Saved entries:
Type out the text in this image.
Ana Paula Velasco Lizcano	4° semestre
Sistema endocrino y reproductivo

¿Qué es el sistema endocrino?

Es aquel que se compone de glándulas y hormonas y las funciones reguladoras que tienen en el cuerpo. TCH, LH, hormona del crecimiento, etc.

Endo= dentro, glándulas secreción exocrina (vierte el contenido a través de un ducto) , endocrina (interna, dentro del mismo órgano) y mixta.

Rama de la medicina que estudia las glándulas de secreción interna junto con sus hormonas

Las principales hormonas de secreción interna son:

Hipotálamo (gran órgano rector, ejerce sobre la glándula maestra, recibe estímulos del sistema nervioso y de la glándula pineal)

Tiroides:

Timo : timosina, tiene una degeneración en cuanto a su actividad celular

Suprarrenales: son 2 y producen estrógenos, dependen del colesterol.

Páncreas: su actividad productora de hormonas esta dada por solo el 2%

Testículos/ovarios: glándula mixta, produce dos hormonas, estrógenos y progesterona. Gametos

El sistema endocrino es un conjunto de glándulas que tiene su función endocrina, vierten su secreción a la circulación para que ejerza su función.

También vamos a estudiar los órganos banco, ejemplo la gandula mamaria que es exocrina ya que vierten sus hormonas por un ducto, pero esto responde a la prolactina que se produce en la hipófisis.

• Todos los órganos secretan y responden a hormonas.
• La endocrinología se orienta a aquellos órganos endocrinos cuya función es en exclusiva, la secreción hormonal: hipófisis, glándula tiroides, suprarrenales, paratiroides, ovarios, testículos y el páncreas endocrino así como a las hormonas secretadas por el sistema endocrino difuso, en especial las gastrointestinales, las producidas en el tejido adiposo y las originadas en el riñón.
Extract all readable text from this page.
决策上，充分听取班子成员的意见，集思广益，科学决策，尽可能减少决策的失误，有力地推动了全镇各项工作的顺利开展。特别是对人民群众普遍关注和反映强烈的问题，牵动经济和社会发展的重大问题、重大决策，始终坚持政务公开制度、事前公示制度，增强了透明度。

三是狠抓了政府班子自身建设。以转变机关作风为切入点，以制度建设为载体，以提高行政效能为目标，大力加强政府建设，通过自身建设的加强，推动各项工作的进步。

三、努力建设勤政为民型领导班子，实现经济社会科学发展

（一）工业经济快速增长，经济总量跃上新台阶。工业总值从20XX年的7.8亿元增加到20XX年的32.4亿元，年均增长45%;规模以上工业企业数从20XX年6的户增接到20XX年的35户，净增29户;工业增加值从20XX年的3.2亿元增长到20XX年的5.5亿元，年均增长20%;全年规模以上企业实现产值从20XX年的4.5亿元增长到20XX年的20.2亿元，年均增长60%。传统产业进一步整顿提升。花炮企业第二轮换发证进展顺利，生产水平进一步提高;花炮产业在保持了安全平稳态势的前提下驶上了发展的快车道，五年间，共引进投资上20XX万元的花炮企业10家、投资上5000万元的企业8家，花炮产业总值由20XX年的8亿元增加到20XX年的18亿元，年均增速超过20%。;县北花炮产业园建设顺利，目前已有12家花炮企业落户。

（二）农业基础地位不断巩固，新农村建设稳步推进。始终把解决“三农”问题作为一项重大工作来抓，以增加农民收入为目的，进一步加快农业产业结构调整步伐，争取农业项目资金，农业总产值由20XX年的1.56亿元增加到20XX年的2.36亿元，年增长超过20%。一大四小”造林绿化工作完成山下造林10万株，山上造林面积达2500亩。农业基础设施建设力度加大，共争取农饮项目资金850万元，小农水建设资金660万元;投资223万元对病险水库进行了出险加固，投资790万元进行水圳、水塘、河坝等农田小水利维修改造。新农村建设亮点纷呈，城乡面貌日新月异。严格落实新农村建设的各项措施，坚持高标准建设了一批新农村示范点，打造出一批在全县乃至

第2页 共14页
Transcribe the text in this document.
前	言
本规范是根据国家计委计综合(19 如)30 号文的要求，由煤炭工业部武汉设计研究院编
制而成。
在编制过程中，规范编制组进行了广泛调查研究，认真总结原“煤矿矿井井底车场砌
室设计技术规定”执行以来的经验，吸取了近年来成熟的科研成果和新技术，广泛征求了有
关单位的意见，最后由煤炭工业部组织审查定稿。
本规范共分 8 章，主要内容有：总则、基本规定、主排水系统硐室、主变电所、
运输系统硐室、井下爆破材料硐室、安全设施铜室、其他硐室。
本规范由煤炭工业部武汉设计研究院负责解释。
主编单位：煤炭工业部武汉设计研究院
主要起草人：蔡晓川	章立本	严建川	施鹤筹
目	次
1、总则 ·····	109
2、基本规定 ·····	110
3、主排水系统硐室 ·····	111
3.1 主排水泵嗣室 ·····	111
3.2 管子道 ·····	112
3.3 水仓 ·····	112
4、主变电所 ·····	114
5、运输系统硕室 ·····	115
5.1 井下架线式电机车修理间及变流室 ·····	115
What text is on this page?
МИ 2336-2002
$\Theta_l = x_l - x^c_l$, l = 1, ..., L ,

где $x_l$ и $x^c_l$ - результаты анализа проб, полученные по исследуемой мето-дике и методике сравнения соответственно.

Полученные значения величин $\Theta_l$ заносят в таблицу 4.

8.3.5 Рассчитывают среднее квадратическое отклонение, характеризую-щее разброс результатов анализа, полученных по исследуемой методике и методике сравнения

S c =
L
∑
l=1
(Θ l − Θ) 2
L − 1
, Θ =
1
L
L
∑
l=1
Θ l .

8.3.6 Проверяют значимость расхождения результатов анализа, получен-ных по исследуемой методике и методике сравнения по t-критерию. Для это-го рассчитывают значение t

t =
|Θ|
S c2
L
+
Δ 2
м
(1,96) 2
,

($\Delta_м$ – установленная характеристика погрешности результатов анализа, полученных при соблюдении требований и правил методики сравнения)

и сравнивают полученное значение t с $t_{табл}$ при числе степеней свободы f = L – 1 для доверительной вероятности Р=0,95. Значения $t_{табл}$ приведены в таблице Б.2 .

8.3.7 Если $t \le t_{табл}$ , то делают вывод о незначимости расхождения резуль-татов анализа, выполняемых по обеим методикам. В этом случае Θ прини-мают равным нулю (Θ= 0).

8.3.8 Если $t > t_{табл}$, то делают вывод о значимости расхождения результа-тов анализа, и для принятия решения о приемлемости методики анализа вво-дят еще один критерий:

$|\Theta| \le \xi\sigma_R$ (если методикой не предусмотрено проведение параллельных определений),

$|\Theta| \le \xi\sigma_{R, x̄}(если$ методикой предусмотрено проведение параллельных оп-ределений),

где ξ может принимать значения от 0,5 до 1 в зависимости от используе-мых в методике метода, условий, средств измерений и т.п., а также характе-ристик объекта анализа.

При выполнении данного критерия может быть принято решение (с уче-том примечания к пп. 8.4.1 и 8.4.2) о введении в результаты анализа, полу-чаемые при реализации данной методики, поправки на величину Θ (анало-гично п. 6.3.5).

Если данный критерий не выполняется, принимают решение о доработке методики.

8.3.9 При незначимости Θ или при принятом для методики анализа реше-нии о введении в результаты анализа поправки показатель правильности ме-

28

WHAT IS BEING ASKED: State the count of lines in the data holding the word "this", adding nothing to it.

RIGHT ANSWER: 4